REQUIREMENT:
Gather all lines in the records below that include the word "CHEMICAL".

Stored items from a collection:
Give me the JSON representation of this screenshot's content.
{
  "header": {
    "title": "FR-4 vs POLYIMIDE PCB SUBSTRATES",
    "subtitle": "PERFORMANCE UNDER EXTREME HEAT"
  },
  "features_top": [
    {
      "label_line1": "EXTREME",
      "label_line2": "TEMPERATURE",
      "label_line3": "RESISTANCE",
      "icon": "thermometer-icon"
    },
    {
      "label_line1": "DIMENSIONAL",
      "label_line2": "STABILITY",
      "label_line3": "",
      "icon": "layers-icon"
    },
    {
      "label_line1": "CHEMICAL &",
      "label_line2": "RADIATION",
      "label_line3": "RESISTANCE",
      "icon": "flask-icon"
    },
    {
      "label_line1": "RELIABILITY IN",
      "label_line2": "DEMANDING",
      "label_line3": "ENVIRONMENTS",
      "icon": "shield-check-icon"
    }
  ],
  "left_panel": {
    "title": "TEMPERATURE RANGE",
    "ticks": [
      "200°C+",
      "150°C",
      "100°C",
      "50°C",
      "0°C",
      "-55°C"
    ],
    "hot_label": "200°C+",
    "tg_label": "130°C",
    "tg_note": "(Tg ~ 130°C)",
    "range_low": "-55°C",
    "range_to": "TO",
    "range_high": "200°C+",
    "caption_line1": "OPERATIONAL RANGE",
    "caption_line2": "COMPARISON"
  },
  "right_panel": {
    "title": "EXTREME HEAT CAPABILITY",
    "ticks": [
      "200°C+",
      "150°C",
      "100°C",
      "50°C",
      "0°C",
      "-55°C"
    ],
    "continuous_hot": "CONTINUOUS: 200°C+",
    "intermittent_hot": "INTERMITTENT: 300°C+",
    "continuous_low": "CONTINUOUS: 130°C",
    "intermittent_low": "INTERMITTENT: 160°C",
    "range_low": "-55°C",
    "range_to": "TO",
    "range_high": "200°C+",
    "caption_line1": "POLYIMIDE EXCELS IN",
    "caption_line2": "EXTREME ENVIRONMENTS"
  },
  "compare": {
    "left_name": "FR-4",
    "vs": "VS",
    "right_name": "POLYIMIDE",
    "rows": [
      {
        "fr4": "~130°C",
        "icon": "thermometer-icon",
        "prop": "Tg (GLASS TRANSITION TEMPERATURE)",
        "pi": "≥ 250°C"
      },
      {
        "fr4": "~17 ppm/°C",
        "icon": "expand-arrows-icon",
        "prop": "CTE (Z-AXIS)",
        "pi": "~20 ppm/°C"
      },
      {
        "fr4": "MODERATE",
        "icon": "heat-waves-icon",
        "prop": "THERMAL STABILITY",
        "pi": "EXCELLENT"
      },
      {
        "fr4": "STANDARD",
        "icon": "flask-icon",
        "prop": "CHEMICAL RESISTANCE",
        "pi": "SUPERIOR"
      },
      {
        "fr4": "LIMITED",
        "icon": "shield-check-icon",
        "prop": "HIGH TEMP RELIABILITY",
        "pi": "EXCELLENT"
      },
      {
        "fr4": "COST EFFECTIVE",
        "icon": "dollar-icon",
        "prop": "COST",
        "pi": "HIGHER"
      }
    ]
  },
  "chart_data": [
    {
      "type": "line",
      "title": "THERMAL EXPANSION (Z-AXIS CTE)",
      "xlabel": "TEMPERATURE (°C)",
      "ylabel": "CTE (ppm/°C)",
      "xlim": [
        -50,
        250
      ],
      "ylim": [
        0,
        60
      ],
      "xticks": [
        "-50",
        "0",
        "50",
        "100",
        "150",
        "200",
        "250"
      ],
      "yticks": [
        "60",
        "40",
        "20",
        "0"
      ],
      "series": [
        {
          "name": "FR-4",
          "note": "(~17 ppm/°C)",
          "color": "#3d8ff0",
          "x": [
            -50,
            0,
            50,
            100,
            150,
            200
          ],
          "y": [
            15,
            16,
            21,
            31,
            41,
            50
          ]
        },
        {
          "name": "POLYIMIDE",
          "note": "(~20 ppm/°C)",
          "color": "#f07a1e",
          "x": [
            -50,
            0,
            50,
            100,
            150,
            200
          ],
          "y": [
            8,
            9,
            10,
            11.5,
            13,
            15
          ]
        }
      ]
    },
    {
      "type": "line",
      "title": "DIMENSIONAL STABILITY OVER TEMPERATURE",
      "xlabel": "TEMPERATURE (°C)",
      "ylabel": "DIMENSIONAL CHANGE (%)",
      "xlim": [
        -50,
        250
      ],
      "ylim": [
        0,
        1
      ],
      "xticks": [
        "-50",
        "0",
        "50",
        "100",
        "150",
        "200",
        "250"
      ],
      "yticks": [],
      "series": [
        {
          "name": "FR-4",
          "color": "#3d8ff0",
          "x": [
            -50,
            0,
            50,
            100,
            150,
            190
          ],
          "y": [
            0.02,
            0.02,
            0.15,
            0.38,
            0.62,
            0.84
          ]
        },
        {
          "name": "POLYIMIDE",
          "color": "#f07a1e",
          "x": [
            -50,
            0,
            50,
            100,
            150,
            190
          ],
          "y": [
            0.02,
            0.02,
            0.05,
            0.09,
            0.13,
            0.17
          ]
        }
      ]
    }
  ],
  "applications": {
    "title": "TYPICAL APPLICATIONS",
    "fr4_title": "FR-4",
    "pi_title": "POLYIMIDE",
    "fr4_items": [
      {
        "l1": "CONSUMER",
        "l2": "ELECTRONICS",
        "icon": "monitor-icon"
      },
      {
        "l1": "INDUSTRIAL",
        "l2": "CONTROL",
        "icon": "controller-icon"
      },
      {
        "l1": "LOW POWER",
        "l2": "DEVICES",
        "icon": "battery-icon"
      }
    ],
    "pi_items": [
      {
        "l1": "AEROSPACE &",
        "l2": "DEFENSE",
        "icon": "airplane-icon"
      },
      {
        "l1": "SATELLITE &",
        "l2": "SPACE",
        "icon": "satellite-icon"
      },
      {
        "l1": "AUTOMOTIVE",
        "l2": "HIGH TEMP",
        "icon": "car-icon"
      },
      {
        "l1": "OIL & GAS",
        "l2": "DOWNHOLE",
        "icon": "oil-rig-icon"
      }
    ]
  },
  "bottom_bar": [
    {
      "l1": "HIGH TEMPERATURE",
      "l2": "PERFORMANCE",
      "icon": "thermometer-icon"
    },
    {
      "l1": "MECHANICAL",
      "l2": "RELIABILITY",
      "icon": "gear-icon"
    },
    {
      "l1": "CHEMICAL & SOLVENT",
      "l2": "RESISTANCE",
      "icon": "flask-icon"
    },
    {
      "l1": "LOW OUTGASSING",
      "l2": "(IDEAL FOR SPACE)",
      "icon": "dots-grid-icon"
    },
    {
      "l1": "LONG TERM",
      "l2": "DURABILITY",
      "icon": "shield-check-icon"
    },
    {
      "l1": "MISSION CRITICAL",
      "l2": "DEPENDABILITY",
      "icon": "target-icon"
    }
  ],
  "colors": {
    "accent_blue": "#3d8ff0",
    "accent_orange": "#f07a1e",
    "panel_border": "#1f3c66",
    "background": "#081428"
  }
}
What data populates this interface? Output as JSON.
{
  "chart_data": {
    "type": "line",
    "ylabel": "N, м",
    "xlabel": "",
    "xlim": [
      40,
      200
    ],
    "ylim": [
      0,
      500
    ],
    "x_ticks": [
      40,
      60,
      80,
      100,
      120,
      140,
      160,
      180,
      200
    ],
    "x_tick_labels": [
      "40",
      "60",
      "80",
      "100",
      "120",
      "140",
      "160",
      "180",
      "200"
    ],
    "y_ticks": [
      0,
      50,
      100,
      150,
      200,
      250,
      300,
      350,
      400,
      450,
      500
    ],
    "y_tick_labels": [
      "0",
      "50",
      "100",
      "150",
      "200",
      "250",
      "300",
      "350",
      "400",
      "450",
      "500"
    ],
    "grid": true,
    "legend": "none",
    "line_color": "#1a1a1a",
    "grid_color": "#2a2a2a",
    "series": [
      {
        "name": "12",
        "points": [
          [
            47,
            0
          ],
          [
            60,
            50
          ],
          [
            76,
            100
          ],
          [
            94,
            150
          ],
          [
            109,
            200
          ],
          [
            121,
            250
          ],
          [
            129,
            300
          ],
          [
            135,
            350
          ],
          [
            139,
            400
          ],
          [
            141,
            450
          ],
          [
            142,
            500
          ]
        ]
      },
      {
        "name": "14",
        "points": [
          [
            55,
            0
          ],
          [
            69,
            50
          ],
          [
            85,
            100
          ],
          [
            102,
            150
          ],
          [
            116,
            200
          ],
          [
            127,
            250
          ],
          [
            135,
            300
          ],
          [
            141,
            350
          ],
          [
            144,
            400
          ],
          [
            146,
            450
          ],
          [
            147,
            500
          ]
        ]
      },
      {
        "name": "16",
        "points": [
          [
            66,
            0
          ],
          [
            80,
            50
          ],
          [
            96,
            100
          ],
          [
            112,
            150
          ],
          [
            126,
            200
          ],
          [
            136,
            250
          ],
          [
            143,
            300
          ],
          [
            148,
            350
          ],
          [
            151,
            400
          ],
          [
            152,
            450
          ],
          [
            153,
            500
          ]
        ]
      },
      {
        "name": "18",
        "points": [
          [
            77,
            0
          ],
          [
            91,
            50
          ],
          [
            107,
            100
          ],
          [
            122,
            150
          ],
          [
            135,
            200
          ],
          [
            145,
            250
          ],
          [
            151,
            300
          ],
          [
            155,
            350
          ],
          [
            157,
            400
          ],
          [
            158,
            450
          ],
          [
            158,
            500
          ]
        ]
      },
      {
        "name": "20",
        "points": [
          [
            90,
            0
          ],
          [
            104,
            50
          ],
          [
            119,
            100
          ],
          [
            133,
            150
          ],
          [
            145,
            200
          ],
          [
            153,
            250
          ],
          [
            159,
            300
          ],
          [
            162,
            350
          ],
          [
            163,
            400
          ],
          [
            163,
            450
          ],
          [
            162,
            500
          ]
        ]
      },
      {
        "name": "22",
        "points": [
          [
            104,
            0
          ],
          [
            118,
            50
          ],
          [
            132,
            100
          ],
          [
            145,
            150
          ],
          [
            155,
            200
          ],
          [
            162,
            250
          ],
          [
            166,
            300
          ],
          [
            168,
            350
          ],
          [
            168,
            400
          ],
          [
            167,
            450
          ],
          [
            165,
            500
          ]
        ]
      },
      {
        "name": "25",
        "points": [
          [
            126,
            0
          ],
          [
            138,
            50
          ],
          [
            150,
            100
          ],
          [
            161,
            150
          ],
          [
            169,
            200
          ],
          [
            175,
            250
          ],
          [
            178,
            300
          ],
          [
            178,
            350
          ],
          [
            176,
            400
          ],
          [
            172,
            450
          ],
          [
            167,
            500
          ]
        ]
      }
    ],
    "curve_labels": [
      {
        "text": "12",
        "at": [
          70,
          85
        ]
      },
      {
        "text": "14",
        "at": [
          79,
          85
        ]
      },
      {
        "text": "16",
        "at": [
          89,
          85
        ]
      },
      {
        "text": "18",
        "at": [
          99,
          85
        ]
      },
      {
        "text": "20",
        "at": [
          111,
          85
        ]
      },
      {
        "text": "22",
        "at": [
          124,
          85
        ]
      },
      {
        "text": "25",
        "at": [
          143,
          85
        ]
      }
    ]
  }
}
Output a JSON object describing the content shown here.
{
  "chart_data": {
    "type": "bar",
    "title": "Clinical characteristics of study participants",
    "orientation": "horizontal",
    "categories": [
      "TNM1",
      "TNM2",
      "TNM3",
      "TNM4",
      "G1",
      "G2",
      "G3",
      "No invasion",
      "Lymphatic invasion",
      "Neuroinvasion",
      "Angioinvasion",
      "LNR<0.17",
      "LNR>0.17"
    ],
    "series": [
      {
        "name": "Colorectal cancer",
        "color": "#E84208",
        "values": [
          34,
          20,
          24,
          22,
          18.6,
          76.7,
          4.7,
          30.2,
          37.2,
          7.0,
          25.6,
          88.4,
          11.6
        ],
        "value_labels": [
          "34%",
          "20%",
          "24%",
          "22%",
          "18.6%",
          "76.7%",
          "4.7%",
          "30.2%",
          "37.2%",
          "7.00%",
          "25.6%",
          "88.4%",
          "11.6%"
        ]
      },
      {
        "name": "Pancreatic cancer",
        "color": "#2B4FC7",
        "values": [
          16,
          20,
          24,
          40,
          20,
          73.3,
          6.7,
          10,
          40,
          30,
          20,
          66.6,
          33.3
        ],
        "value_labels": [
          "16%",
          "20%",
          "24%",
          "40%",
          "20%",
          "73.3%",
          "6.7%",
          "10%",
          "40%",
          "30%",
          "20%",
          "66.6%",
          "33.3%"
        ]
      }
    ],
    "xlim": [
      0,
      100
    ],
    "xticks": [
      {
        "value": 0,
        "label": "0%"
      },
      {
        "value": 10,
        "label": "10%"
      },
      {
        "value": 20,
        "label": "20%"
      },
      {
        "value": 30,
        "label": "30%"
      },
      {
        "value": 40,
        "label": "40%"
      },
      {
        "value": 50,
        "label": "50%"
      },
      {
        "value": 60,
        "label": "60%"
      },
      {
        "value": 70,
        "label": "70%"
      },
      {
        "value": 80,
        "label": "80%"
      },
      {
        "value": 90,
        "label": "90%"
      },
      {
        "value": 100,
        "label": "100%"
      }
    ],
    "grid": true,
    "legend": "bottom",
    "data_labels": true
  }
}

WRITTEN SOLUTION:
      "label_line1": "CHEMICAL &",
        "prop": "CHEMICAL RESISTANCE",
      "l1": "CHEMICAL & SOLVENT",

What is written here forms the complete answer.